## Data extract
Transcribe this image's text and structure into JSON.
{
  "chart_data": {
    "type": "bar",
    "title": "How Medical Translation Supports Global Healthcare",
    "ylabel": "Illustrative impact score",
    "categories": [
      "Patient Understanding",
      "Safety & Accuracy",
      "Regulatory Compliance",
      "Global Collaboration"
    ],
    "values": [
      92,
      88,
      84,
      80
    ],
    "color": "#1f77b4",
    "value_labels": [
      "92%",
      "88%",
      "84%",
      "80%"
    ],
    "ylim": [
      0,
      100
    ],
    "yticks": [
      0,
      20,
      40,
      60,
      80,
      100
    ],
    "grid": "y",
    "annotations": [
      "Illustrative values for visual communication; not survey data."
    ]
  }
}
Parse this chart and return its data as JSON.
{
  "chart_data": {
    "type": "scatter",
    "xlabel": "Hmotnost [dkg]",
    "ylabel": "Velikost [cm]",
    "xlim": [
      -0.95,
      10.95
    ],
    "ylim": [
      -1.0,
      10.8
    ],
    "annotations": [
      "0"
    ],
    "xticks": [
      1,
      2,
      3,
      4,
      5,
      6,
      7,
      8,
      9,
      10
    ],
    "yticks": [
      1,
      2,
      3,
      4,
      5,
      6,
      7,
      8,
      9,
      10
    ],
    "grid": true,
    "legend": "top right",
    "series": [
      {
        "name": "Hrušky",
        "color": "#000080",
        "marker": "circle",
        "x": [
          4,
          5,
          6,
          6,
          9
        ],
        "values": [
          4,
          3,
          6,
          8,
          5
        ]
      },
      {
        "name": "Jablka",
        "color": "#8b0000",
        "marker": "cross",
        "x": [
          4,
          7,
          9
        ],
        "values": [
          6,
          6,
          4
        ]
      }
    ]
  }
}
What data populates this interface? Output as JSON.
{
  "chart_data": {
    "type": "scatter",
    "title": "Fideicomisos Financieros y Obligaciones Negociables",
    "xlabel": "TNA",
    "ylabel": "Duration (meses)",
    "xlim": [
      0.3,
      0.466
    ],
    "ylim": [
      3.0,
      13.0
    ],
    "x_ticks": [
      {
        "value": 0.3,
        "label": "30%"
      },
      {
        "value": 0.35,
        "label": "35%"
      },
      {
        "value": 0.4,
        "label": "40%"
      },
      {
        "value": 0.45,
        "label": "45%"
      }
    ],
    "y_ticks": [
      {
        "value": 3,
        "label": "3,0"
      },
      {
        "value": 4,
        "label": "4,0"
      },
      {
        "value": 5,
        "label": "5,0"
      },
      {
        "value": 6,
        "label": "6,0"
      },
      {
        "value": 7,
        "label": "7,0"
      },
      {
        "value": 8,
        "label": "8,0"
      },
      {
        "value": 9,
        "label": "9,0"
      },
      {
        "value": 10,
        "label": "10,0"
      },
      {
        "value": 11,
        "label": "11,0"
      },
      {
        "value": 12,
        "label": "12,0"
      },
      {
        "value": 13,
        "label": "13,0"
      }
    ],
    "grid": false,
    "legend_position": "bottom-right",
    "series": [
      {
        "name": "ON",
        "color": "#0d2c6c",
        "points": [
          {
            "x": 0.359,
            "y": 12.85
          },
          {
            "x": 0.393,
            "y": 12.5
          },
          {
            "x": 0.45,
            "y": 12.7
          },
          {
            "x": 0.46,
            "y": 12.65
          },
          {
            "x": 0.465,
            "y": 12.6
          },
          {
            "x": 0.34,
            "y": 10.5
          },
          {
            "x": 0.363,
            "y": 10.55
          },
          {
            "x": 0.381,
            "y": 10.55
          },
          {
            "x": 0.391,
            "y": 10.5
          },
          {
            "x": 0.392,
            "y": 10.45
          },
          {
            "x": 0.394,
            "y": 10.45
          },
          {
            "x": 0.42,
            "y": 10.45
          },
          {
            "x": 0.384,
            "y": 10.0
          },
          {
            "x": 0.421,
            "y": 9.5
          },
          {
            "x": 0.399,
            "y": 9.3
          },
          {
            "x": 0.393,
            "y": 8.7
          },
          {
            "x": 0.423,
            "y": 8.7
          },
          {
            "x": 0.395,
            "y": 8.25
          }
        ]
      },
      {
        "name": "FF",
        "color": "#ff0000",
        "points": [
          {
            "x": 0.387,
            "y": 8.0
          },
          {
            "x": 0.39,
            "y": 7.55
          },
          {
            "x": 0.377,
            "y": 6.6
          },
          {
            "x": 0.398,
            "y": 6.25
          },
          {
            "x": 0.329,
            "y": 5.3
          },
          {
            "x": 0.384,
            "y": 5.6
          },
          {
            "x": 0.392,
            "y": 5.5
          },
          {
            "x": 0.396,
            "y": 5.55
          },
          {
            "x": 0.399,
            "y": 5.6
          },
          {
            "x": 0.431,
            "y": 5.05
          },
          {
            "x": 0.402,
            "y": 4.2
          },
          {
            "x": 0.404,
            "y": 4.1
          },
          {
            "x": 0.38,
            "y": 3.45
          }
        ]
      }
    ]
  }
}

## Stated problem
Filter the records, keeping only lines that contain "values", and show those lines.

## Answer for the task
    "values": [
      "Illustrative values for visual communication; not survey data."
        "values": [
        "values": [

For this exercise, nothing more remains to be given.